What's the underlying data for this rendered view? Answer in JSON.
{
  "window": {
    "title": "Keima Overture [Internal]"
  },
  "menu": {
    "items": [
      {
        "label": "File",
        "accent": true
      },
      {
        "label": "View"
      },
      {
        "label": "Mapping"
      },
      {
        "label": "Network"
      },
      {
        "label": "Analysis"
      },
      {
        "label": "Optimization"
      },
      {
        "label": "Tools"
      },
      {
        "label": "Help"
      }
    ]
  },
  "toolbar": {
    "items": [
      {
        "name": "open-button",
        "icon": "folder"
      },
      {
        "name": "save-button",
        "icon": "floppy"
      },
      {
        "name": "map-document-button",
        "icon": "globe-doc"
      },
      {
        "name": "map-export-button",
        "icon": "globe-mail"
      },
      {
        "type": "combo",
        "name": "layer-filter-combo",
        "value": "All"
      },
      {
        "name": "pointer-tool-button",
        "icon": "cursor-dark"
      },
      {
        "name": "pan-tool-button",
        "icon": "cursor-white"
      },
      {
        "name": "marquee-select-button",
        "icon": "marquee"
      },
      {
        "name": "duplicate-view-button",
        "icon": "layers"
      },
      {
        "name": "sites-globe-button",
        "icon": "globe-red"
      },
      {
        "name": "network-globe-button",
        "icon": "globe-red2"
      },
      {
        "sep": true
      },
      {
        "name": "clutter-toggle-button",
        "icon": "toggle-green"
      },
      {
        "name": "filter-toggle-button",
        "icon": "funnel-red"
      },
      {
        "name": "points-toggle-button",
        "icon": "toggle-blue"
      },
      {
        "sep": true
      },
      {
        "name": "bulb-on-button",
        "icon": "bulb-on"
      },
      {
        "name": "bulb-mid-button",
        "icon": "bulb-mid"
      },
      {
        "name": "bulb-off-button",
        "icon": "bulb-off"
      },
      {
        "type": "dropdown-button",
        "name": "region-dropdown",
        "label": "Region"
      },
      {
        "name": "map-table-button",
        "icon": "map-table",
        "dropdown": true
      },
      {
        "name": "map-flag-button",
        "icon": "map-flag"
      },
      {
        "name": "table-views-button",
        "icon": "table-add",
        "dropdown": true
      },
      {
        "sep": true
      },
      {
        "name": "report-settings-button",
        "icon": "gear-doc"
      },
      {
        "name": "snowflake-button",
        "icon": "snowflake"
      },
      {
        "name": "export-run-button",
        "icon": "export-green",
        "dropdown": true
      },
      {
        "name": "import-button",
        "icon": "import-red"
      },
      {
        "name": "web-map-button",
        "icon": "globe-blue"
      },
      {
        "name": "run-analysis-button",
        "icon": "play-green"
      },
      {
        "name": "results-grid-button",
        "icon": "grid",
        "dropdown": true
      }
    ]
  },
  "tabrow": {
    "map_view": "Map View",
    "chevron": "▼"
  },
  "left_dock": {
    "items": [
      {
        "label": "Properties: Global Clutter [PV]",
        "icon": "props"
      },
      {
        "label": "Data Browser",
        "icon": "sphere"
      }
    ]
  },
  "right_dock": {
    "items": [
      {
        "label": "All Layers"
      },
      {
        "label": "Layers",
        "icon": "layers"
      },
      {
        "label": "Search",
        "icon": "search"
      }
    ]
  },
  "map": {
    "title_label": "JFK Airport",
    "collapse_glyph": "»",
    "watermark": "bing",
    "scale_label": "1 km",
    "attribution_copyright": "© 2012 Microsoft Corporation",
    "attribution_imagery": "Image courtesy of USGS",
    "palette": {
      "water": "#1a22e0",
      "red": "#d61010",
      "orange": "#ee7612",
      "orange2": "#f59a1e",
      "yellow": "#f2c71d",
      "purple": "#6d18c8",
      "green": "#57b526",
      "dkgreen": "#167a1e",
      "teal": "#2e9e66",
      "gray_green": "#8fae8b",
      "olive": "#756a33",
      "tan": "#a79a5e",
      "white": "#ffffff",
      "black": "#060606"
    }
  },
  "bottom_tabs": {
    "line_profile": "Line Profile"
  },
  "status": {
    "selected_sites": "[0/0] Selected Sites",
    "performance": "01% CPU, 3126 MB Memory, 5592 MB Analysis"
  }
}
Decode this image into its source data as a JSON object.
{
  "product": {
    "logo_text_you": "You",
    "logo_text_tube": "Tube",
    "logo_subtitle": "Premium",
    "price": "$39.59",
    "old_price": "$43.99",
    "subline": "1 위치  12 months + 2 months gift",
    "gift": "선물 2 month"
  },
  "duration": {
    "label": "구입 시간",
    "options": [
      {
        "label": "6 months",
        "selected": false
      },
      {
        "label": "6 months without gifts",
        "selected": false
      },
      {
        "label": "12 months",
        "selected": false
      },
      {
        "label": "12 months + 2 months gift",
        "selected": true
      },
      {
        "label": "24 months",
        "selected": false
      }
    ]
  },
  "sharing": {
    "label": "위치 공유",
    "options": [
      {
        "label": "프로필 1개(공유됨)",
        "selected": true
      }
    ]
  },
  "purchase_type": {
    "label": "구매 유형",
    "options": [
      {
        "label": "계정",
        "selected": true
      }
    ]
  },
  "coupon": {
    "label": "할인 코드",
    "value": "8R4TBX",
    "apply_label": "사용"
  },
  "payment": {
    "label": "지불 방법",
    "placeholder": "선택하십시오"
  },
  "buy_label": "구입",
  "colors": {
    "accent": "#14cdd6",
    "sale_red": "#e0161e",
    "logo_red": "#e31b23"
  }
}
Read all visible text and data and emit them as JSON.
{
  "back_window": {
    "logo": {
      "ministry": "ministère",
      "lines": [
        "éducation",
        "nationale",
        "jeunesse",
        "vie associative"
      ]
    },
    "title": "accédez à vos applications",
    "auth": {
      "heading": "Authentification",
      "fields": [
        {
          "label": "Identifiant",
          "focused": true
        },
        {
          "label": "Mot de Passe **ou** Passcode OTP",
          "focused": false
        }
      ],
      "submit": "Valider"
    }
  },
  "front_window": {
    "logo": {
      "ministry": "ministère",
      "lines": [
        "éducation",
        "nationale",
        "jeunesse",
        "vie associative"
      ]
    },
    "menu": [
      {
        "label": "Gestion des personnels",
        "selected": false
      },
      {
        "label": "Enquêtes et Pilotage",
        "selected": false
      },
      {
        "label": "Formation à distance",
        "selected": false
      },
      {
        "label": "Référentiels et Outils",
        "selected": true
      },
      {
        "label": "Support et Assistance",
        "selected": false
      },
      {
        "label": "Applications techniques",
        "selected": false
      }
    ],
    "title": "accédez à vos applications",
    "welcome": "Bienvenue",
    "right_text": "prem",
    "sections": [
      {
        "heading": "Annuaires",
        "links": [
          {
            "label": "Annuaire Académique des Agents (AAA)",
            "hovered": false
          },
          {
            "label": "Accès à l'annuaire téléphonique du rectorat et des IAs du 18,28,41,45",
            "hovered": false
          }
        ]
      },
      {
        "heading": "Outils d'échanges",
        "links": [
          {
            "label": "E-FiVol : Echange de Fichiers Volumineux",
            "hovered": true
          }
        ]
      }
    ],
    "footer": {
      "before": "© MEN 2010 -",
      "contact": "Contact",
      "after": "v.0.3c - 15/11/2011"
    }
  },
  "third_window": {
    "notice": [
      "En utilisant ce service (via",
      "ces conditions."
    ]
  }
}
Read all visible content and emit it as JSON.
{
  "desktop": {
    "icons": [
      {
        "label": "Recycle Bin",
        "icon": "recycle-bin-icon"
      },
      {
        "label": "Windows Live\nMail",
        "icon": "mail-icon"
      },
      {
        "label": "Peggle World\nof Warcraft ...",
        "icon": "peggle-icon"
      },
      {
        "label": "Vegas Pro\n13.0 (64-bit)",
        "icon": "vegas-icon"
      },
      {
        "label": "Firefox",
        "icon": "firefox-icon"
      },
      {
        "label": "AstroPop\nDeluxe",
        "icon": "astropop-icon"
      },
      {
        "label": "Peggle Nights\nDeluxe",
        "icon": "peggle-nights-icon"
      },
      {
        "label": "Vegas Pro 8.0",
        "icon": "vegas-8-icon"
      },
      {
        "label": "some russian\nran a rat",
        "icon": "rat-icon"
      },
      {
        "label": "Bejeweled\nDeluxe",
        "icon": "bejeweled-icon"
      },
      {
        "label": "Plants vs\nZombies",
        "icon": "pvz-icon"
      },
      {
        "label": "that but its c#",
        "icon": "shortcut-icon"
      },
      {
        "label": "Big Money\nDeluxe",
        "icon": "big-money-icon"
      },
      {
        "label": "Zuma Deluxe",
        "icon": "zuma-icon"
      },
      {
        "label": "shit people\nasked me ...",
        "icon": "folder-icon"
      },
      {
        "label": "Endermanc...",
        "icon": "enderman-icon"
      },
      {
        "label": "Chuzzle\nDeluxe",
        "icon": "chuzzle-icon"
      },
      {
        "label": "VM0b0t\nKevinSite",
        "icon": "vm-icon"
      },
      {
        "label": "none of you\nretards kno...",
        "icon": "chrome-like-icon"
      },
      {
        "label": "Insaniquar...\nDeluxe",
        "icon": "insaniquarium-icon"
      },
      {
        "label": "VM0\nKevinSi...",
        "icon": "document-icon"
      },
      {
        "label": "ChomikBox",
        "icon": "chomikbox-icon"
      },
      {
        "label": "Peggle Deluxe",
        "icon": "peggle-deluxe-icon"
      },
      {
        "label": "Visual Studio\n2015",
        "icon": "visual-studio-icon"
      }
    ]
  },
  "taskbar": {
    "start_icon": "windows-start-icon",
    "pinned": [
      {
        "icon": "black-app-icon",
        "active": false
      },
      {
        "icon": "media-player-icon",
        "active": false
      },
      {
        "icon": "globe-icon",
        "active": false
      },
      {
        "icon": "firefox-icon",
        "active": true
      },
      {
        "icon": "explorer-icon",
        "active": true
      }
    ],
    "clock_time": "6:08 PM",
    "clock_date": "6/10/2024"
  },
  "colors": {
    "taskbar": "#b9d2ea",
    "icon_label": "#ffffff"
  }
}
◆ ◆ ◆ ◆ ◆ ◆ ◆
THE PROBLEM:
Every line in the data that holds "table" should be copied out.

TASK OUTPUT:
        "name": "map-table-button",
        "icon": "map-table",
        "name": "table-views-button",
        "icon": "table-add",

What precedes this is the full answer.